Short task: Copy out all the lines where "Prynce" shows up.

Stored records:
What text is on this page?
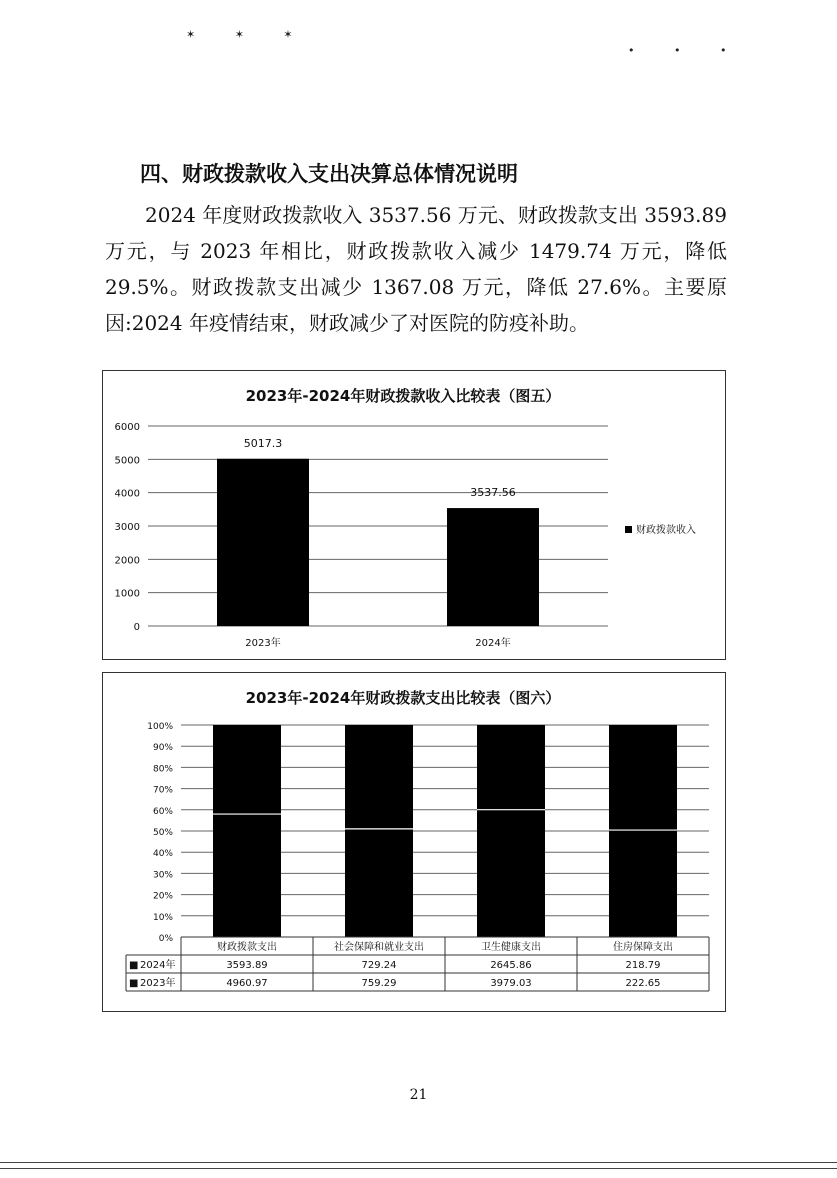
✶ ✶ ✶
• • •
四、财政拨款收入支出决算总体情况说明

2024 年度财政拨款收入 3537.56 万元、财政拨款支出 3593.89 万元，与 2023 年相比，财政拨款收入减少 1479.74 万元，降低 29.5%。财政拨款支出减少 1367.08 万元，降低 27.6%。主要原因:2024 年疫情结束，财政减少了对医院的防疫补助。

2023年-2024年财政拨款收入比较表（图五）
0
1000
2000
3000
4000
5000
6000
5017.3
2023年
3537.56
2024年
财政拨款收入
2023年-2024年财政拨款支出比较表（图六）
0%
10%
20%
30%
40%
50%
60%
70%
80%
90%
100%
财政拨款支出
3593.89
4960.97
社会保障和就业支出
729.24
759.29
卫生健康支出
2645.86
3979.03
住房保障支出
218.79
222.65
■ 2024年
■ 2023年
21
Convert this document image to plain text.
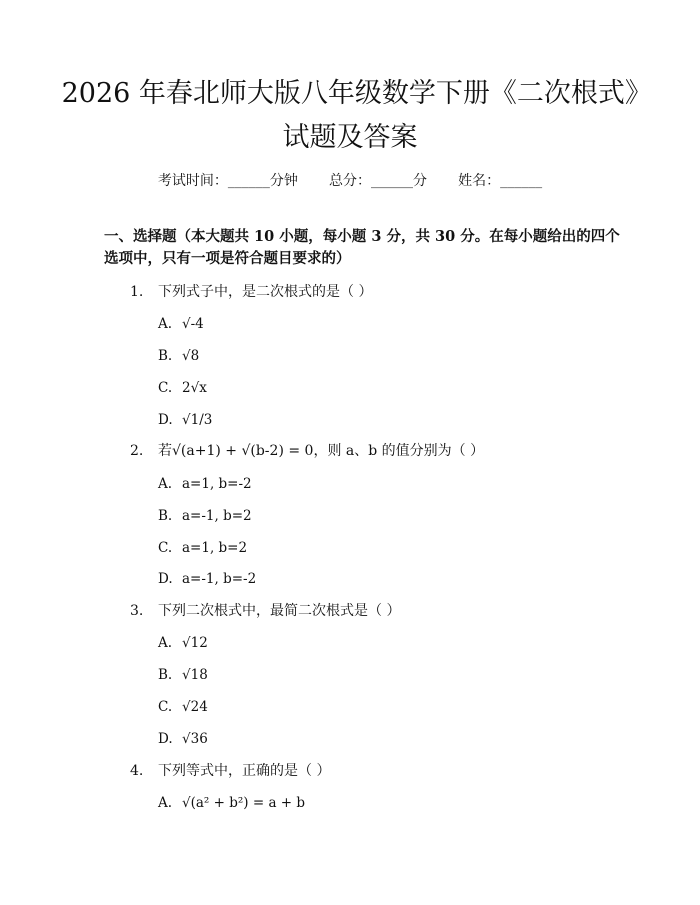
2026 年春北师大版八年级数学下册《二次根式》试题及答案
考试时间：______分钟 总分：______分 姓名：______
一、选择题（本大题共 10 小题，每小题 3 分，共 30 分。在每小题给出的四个选项中，只有一项是符合题目要求的）
1. 下列式子中，是二次根式的是（ ）
A. √-4
B. √8
C. 2√x
D. √1/3
2. 若√(a+1) + √(b-2) = 0，则 a、b 的值分别为（ ）
A. a=1, b=-2
B. a=-1, b=2
C. a=1, b=2
D. a=-1, b=-2
3. 下列二次根式中，最简二次根式是（ ）
A. √12
B. √18
C. √24
D. √36
4. 下列等式中，正确的是（ ）
A. √(a² + b²) = a + b
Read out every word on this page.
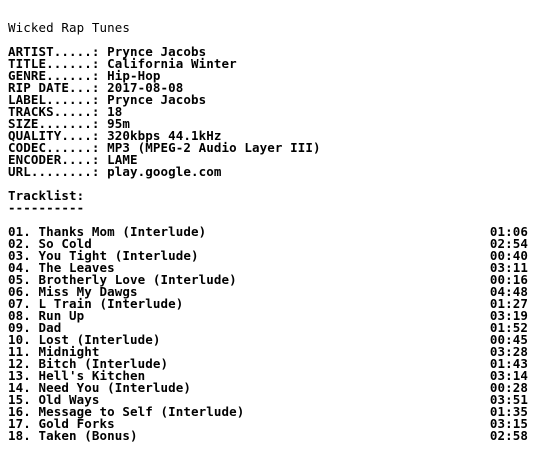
Wicked Rap Tunes
ARTIST.....: Prynce Jacobs
TITLE......: California Winter
GENRE......: Hip-Hop
RIP DATE...: 2017-08-08
LABEL......: Prynce Jacobs
TRACKS.....: 18
SIZE.......: 95m
QUALITY....: 320kbps 44.1kHz
CODEC......: MP3 (MPEG-2 Audio Layer III)
ENCODER....: LAME
URL........: play.google.com
Tracklist:
----------
01. Thanks Mom (Interlude)	01:06
02. So Cold	02:54
03. You Tight (Interlude)	00:40
04. The Leaves	03:11
05. Brotherly Love (Interlude)	00:16
06. Miss My Dawgs	04:48
07. L Train (Interlude)	01:27
08. Run Up	03:19
09. Dad	01:52
10. Lost (Interlude)	00:45
11. Midnight	03:28
12. Bitch (Interlude)	01:43
13. Hell's Kitchen	03:14
14. Need You (Interlude)	00:28
15. Old Ways	03:51
16. Message to Self (Interlude)	01:35
17. Gold Forks	03:15
18. Taken (Bonus)	02:58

Answer to this problem:
ARTIST.....: Prynce Jacobs
LABEL......: Prynce Jacobs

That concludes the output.